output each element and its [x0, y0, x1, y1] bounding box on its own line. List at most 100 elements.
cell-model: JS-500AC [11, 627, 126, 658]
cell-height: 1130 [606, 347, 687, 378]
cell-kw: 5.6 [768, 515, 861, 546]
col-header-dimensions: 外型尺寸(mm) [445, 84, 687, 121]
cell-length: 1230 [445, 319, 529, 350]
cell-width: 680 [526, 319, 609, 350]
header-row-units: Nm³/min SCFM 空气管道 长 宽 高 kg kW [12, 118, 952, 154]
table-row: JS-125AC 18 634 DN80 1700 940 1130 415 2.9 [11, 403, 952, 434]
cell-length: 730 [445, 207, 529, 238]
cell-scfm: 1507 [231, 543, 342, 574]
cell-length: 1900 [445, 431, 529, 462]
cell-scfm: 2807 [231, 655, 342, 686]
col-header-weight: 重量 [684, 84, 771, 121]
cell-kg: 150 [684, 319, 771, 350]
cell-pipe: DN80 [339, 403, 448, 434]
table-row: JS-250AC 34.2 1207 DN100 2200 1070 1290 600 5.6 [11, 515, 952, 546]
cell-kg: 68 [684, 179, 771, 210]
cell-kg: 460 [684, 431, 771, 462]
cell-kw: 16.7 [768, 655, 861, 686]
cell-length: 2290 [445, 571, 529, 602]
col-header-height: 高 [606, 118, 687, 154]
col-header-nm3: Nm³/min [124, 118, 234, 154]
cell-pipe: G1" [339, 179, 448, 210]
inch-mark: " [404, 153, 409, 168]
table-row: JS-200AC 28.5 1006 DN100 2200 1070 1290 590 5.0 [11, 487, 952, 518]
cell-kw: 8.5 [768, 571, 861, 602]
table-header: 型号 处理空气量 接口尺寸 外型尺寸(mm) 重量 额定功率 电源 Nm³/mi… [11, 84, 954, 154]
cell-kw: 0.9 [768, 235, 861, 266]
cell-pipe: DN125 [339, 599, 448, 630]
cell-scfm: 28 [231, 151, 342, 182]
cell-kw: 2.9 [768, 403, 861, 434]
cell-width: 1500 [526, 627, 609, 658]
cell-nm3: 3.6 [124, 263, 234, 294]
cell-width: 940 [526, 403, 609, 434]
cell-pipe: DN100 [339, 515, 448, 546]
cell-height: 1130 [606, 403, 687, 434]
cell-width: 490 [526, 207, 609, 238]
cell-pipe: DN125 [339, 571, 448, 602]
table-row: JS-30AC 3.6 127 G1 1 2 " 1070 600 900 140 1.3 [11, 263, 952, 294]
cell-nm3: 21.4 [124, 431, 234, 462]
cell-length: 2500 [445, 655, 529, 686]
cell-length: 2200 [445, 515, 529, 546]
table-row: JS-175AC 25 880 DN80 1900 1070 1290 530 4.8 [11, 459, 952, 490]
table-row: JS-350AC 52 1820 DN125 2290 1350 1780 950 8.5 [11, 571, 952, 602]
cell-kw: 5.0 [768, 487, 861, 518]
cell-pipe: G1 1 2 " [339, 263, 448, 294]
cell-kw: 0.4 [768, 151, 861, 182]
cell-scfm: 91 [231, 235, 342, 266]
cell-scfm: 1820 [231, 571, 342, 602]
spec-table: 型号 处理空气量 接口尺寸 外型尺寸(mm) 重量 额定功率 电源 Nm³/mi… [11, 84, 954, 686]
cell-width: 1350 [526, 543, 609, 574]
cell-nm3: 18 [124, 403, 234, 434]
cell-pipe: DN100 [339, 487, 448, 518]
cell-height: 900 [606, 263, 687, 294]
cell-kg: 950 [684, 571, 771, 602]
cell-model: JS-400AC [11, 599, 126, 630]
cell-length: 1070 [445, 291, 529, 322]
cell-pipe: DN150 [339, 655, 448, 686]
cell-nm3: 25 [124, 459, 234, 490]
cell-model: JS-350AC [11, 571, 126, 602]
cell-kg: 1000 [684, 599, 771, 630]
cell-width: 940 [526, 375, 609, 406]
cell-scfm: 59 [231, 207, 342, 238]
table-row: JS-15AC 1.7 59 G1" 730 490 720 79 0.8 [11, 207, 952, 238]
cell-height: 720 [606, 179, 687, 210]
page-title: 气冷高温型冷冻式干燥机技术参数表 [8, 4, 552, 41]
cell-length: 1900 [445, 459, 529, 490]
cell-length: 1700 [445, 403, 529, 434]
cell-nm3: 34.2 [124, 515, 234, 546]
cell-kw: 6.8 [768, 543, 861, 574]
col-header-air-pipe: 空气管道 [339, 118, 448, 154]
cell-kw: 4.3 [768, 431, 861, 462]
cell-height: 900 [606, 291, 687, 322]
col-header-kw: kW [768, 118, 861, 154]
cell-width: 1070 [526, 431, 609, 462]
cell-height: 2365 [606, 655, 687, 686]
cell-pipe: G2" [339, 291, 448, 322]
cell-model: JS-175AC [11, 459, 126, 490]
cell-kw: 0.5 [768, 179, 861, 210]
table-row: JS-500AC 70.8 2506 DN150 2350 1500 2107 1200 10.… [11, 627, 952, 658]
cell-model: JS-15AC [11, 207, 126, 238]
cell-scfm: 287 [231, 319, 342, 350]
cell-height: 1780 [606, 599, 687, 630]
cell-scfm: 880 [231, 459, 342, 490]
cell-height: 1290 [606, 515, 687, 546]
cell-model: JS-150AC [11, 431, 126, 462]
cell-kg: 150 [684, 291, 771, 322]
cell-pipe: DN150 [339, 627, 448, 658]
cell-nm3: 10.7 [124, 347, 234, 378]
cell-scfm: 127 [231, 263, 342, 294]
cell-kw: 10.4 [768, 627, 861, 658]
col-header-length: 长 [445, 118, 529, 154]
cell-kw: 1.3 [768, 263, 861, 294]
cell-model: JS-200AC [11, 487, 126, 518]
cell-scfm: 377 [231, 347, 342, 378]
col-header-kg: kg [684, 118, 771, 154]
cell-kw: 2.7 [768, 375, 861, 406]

-*-*-

(Written instruction)
Reproduce every one of the lines above, character for character and in the same order.

(Solution to this task)
output each element and its [x0, y0, x1, y1] bounding box on its own line. List at most 100 elements.
cell-model: JS-500AC [11, 627, 126, 658]
cell-height: 1130 [606, 347, 687, 378]
cell-kw: 5.6 [768, 515, 861, 546]
col-header-dimensions: 外型尺寸(mm) [445, 84, 687, 121]
cell-length: 1230 [445, 319, 529, 350]
cell-width: 680 [526, 319, 609, 350]
header-row-units: Nm³/min SCFM 空气管道 长 宽 高 kg kW [12, 118, 952, 154]
table-row: JS-125AC 18 634 DN80 1700 940 1130 415 2.9 [11, 403, 952, 434]
cell-length: 730 [445, 207, 529, 238]
cell-scfm: 1507 [231, 543, 342, 574]
cell-length: 1900 [445, 431, 529, 462]
cell-scfm: 2807 [231, 655, 342, 686]
col-header-weight: 重量 [684, 84, 771, 121]
cell-kg: 150 [684, 319, 771, 350]
cell-pipe: DN80 [339, 403, 448, 434]
table-row: JS-250AC 34.2 1207 DN100 2200 1070 1290 600 5.6 [11, 515, 952, 546]
cell-kg: 68 [684, 179, 771, 210]
cell-kg: 460 [684, 431, 771, 462]
cell-kw: 16.7 [768, 655, 861, 686]
cell-length: 2290 [445, 571, 529, 602]
col-header-height: 高 [606, 118, 687, 154]
col-header-nm3: Nm³/min [124, 118, 234, 154]
cell-pipe: G1" [339, 179, 448, 210]
inch-mark: " [404, 153, 409, 168]
table-row: JS-200AC 28.5 1006 DN100 2200 1070 1290 590 5.0 [11, 487, 952, 518]
cell-kw: 8.5 [768, 571, 861, 602]
table-header: 型号 处理空气量 接口尺寸 外型尺寸(mm) 重量 额定功率 电源 Nm³/mi… [11, 84, 954, 154]
cell-kw: 0.9 [768, 235, 861, 266]
cell-pipe: DN125 [339, 599, 448, 630]
cell-scfm: 28 [231, 151, 342, 182]
cell-kw: 2.9 [768, 403, 861, 434]
cell-width: 1500 [526, 627, 609, 658]
cell-nm3: 3.6 [124, 263, 234, 294]
cell-width: 940 [526, 403, 609, 434]
cell-pipe: DN100 [339, 515, 448, 546]
cell-height: 1130 [606, 403, 687, 434]
cell-width: 490 [526, 207, 609, 238]
cell-pipe: DN125 [339, 571, 448, 602]
table-row: JS-30AC 3.6 127 G1 1 2 " 1070 600 900 140 1.3 [11, 263, 952, 294]
cell-nm3: 21.4 [124, 431, 234, 462]
cell-length: 2500 [445, 655, 529, 686]
cell-length: 2200 [445, 515, 529, 546]
table-row: JS-175AC 25 880 DN80 1900 1070 1290 530 4.8 [11, 459, 952, 490]
table-row: JS-350AC 52 1820 DN125 2290 1350 1780 950 8.5 [11, 571, 952, 602]
cell-kw: 5.0 [768, 487, 861, 518]
cell-pipe: G1 1 2 " [339, 263, 448, 294]
cell-kw: 0.4 [768, 151, 861, 182]
cell-scfm: 91 [231, 235, 342, 266]
cell-scfm: 1820 [231, 571, 342, 602]
spec-table: 型号 处理空气量 接口尺寸 外型尺寸(mm) 重量 额定功率 电源 Nm³/mi… [11, 84, 954, 686]
cell-width: 1350 [526, 543, 609, 574]
cell-nm3: 18 [124, 403, 234, 434]
cell-pipe: DN100 [339, 487, 448, 518]
cell-height: 900 [606, 263, 687, 294]
cell-kg: 950 [684, 571, 771, 602]
cell-model: JS-400AC [11, 599, 126, 630]
cell-length: 1070 [445, 291, 529, 322]
cell-pipe: DN150 [339, 655, 448, 686]
cell-nm3: 25 [124, 459, 234, 490]
cell-model: JS-350AC [11, 571, 126, 602]
cell-kg: 1000 [684, 599, 771, 630]
cell-width: 940 [526, 375, 609, 406]
cell-scfm: 59 [231, 207, 342, 238]
table-row: JS-15AC 1.7 59 G1" 730 490 720 79 0.8 [11, 207, 952, 238]
cell-height: 720 [606, 179, 687, 210]
page-title: 气冷高温型冷冻式干燥机技术参数表 [8, 4, 552, 41]
cell-length: 1900 [445, 459, 529, 490]
cell-length: 1700 [445, 403, 529, 434]
cell-nm3: 34.2 [124, 515, 234, 546]
cell-kw: 6.8 [768, 543, 861, 574]
col-header-air-pipe: 空气管道 [339, 118, 448, 154]
cell-kw: 4.3 [768, 431, 861, 462]
cell-height: 900 [606, 291, 687, 322]
col-header-kw: kW [768, 118, 861, 154]
cell-width: 1070 [526, 431, 609, 462]
cell-height: 2365 [606, 655, 687, 686]
cell-pipe: G2" [339, 291, 448, 322]
cell-model: JS-175AC [11, 459, 126, 490]
cell-kw: 0.5 [768, 179, 861, 210]
table-row: JS-500AC 70.8 2506 DN150 2350 1500 2107 1200 10.… [11, 627, 952, 658]
cell-model: JS-15AC [11, 207, 126, 238]
cell-scfm: 287 [231, 319, 342, 350]
cell-height: 1780 [606, 599, 687, 630]
cell-scfm: 880 [231, 459, 342, 490]
cell-height: 1290 [606, 515, 687, 546]
cell-model: JS-150AC [11, 431, 126, 462]
cell-kg: 150 [684, 291, 771, 322]
cell-pipe: DN150 [339, 627, 448, 658]
cell-nm3: 10.7 [124, 347, 234, 378]
cell-scfm: 127 [231, 263, 342, 294]
cell-kw: 10.4 [768, 627, 861, 658]
col-header-length: 长 [445, 118, 529, 154]
cell-kw: 1.3 [768, 263, 861, 294]
cell-model: JS-200AC [11, 487, 126, 518]
cell-scfm: 377 [231, 347, 342, 378]
col-header-kg: kg [684, 118, 771, 154]
cell-kw: 2.7 [768, 375, 861, 406]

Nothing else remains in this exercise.